Saturday, November 29, 2008

À saúde

… o melhor era reunirem todos os factos e todos os acontecimentos num livro, e depois reduzirem esse livro a metade do tamanho, e assim sucessivamente, até conseguirem pôr todos os conhecimentos do mundo numa frase de dez palavras.… depois cada um decoraria apenas esta frase, tendo tempo, então, para se divertir a sério e beber copos de absinto, uns a seguir aos outros, como os Deuses recomendam.


Gonçalo M. Tavares

Friday, November 28, 2008

Pequenos grandes luxos

De vez em quando sabe-me bem por lá passar. Inaugurado no início do Verão passado, na praia da Galé, há já alguns anos que uma vez por outra visitava a casa-mãe, em Almancil, de forma que no meu caso em particular não constituiu exactamente uma surpresa. Contudo, para quem desconheça a família, ou as lojas Apolónia, confesso que em tudo serão surpreendidos. Aliás, este foi um projecto de raiz, em que a superfície estudada ao milímetro, mesmo sem recheio poder-se-ia considerar perfeita! Porém, o que se torna num regalo para os olhos é exactamente o que lá dentro encontramos. Ao entrar deparamo-nos com uma atraente e extensa área, com uma sanca iluminada, ilustrada de imagens que indicam as diferentes secções. Depois, o atendimento faz questão em ser personalizado, numa altura em que na maioria dos casos somos frequentemente negligenciados, para que os funcionários ponham as suas conversas entre eles em dia!? Mas, o que verdadeiramente me encanta é a enorme diversidade, e a qualidade dos produtos, na sua maioria importados, e o modo como estão expostos, a fazer lembrar-me o Harrodds de Londres, da minha adolescência. Desde o talho, à charcutaria, ao sushi feito na hora, aos legumes e frutas fora de época, a toda a variedade de vinhos que se possa imaginar, aos queijos, foie gras, chocolates e doces, e tantos outros produtos gourmet, tudo nos leva a embarcar numa experiência - única para os sentidos! Especialmente na época de alegria festiva que atravessamos, não deixe de apreciar a excelência que a Apolónia nos proporciona, absolutamente inigualável nas redondezas.

## DESCRIÇÃO DO EXERCÍCIO
Segundo o excerto selecionado, porque é que a inauguração da loja na praia da Galé não constituiu exatamente uma surpresa para quem escreve? Responda em uma a três frases, por favor. O material que vem a seguir é independente do excerto selecionado.

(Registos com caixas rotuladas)
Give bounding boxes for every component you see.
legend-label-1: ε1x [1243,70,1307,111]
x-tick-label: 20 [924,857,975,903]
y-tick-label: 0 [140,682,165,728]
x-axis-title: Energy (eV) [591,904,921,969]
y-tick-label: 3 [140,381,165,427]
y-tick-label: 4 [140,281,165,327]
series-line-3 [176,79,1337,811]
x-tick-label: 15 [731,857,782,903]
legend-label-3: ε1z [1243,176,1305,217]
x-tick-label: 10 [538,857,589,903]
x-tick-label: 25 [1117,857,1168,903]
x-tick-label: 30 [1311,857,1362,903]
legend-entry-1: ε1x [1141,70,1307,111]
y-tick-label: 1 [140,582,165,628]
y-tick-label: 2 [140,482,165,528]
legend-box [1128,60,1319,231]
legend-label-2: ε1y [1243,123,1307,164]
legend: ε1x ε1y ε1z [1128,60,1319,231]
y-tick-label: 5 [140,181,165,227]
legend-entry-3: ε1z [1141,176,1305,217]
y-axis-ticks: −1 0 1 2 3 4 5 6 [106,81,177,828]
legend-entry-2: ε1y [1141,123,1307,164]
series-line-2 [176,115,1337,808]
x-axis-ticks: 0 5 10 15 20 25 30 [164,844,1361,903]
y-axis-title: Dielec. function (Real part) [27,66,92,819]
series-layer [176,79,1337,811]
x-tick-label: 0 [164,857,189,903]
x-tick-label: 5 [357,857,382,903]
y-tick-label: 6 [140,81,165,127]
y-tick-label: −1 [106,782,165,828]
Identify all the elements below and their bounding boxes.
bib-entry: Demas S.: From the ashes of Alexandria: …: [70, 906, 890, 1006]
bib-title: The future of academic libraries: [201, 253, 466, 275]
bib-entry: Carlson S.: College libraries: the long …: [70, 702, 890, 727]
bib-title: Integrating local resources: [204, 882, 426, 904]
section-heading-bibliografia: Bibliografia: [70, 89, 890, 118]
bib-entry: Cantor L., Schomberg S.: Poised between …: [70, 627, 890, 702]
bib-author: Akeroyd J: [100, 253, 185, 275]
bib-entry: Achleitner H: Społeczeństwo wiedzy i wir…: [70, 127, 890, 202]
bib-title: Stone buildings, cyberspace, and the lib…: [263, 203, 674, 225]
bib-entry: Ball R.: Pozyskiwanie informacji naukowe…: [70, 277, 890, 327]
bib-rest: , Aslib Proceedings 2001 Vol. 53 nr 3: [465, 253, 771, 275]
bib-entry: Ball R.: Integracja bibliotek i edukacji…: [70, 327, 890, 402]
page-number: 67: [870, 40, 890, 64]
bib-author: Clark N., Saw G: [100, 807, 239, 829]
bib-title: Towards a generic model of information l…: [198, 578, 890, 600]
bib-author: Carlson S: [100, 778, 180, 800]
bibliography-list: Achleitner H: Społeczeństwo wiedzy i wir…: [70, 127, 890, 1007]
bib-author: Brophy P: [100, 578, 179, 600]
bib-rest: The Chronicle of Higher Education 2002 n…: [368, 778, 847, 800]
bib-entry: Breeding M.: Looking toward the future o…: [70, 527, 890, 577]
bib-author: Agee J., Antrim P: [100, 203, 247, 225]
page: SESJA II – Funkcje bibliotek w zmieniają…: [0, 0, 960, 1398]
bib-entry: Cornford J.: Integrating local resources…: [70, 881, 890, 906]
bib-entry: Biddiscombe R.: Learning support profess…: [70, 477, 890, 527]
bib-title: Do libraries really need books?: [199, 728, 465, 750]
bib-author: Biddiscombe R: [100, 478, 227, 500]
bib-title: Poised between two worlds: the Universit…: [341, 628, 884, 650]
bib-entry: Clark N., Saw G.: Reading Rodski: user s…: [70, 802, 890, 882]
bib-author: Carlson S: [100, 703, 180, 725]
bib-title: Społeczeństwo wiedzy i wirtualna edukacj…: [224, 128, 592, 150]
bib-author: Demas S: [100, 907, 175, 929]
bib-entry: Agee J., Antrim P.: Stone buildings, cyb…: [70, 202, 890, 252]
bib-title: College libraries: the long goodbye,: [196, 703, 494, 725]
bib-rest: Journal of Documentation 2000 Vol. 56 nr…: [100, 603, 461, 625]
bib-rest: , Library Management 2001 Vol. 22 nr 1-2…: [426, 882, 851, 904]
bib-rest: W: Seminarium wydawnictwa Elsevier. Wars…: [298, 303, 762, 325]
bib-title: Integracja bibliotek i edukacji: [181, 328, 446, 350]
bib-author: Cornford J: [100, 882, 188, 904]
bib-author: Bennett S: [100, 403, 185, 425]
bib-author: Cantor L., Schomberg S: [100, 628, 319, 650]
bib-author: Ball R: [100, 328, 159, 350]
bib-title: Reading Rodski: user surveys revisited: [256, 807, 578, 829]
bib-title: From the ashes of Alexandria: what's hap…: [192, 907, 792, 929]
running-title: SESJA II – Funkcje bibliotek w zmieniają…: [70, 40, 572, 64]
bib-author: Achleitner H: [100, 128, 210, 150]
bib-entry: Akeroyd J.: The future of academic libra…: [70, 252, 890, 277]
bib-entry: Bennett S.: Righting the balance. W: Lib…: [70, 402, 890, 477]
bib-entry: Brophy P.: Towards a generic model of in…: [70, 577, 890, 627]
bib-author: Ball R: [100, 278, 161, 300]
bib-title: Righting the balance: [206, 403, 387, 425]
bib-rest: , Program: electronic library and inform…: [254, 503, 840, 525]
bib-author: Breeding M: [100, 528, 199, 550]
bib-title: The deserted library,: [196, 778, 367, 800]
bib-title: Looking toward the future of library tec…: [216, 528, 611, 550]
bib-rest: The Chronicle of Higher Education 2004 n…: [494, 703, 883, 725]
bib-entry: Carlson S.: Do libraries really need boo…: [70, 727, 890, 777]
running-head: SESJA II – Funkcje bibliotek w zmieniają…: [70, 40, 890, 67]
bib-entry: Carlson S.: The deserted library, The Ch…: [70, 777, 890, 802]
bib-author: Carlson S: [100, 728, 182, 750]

## RESULTADO DA TAREFA
Não foi exatamente uma surpresa porque, há já alguns anos, quem escreve visitava de vez em quando a casa-mãe, em Almancil. Já conhecia, portanto, a família das lojas Apolónia.